State the number of lines below in which the word "المعرفة" appears. Nothing else belongs in the answer.
#### DATA IN THIS EXERCISE
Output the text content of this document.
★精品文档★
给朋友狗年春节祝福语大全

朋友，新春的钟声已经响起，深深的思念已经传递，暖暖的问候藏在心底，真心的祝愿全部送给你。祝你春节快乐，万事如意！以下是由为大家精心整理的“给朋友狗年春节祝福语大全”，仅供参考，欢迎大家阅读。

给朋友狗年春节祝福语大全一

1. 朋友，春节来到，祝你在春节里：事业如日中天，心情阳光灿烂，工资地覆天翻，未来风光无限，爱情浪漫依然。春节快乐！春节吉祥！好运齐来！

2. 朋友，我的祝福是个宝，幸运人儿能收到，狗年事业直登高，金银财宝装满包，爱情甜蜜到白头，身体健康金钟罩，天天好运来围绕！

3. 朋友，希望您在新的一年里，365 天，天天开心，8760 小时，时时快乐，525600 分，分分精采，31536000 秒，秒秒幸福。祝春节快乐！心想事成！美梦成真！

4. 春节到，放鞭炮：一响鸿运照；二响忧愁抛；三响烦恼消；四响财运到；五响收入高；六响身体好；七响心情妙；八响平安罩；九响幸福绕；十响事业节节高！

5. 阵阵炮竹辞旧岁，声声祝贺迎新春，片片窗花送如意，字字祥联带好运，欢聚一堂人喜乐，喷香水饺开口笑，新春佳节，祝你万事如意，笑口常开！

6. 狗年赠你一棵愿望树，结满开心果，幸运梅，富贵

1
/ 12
########
#### DATA IN THIS EXERCISE
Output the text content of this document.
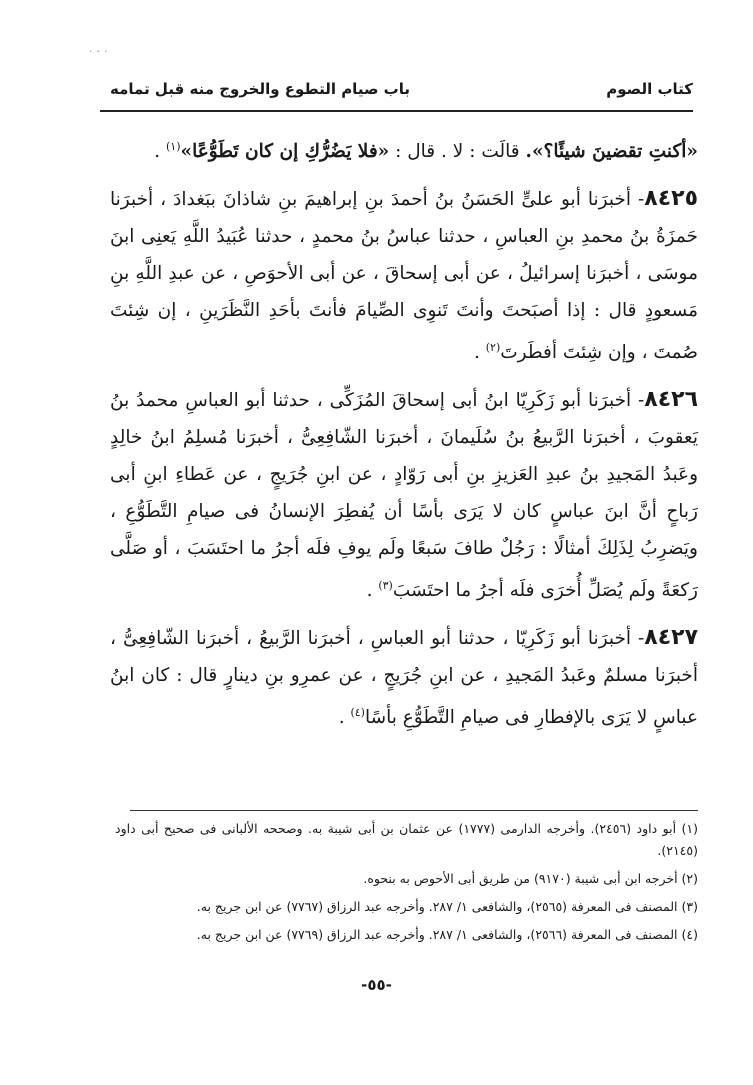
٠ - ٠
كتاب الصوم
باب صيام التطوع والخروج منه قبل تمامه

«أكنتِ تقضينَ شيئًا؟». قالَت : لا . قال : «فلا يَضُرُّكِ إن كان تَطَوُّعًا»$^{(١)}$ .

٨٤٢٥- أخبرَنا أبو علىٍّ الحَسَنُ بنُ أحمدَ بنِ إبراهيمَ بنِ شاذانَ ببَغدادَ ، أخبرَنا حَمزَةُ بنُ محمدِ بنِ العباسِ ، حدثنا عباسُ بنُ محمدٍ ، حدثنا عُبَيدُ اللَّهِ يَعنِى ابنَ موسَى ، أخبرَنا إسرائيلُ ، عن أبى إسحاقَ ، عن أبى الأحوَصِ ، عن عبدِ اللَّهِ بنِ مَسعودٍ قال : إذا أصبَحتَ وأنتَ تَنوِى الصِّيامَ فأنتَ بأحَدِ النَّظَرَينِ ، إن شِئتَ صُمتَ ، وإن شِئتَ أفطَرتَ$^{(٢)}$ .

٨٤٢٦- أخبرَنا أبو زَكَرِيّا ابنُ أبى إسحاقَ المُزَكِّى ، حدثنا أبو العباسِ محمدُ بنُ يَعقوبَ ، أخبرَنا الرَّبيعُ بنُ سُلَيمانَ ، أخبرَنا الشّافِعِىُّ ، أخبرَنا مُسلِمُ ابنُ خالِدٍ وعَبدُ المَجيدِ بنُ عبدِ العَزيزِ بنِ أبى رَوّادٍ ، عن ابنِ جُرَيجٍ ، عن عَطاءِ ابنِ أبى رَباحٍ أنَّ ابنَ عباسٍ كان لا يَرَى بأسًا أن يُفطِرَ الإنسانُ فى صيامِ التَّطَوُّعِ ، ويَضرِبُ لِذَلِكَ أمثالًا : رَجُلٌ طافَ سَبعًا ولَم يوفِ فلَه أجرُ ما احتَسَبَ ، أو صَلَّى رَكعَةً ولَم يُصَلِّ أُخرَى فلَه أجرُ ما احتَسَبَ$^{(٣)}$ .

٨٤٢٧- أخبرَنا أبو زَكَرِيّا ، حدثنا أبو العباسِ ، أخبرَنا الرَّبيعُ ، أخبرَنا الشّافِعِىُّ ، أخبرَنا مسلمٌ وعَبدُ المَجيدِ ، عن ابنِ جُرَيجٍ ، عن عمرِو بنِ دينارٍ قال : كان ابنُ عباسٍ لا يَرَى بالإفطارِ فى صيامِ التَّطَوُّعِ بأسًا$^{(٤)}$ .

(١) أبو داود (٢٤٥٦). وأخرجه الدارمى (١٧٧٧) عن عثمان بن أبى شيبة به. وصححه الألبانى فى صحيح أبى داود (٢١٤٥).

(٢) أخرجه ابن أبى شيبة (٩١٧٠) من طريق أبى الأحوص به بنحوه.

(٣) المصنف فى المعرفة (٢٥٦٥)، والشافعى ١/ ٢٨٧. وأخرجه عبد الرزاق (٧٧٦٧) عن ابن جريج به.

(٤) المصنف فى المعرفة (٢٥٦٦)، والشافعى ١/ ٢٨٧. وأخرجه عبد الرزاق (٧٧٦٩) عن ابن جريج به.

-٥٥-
########
» **ANSWER FOR THE TASK**: 2